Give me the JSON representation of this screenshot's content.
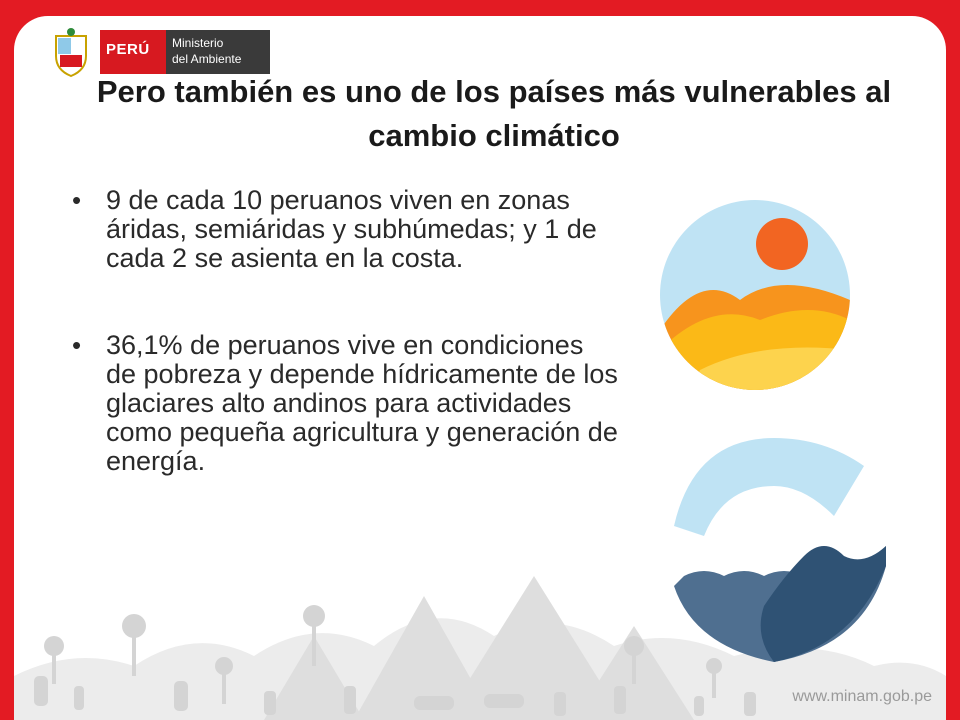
{
  "header": {
    "logo_country": "PERÚ",
    "logo_ministry_line1": "Ministerio",
    "logo_ministry_line2": "del Ambiente"
  },
  "slide": {
    "title": "Pero también es uno de los países más vulnerables al cambio climático",
    "bullets": [
      "9 de cada 10 peruanos viven en zonas áridas, semiáridas y subhúmedas; y 1 de cada 2 se asienta en la costa.",
      "36,1% de peruanos vive en condiciones de pobreza y depende hídricamente de los glaciares alto andinos para actividades como pequeña agricultura y generación de energía."
    ]
  },
  "footer": {
    "website": "www.minam.gob.pe"
  },
  "icons": {
    "desert": "desert-sun-icon",
    "glacier": "glacier-water-icon"
  },
  "colors": {
    "frame": "#e31b23",
    "background": "#ffffff",
    "sun": "#f26522",
    "sky": "#bfe3f4",
    "sand": "#fbb917",
    "water": "#3b5f82"
  }
}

------------

# [Written problem]
Go through the listing above and write it all out exactly, leaving out any picture.

# [The response]
Give me the JSON representation of this screenshot's content.
{
  "header": {
    "logo_country": "PERÚ",
    "logo_ministry_line1": "Ministerio",
    "logo_ministry_line2": "del Ambiente"
  },
  "slide": {
    "title": "Pero también es uno de los países más vulnerables al cambio climático",
    "bullets": [
      "9 de cada 10 peruanos viven en zonas áridas, semiáridas y subhúmedas; y 1 de cada 2 se asienta en la costa.",
      "36,1% de peruanos vive en condiciones de pobreza y depende hídricamente de los glaciares alto andinos para actividades como pequeña agricultura y generación de energía."
    ]
  },
  "footer": {
    "website": "www.minam.gob.pe"
  },
  "icons": {
    "desert": "desert-sun-icon",
    "glacier": "glacier-water-icon"
  },
  "colors": {
    "frame": "#e31b23",
    "background": "#ffffff",
    "sun": "#f26522",
    "sky": "#bfe3f4",
    "sand": "#fbb917",
    "water": "#3b5f82"
  }
}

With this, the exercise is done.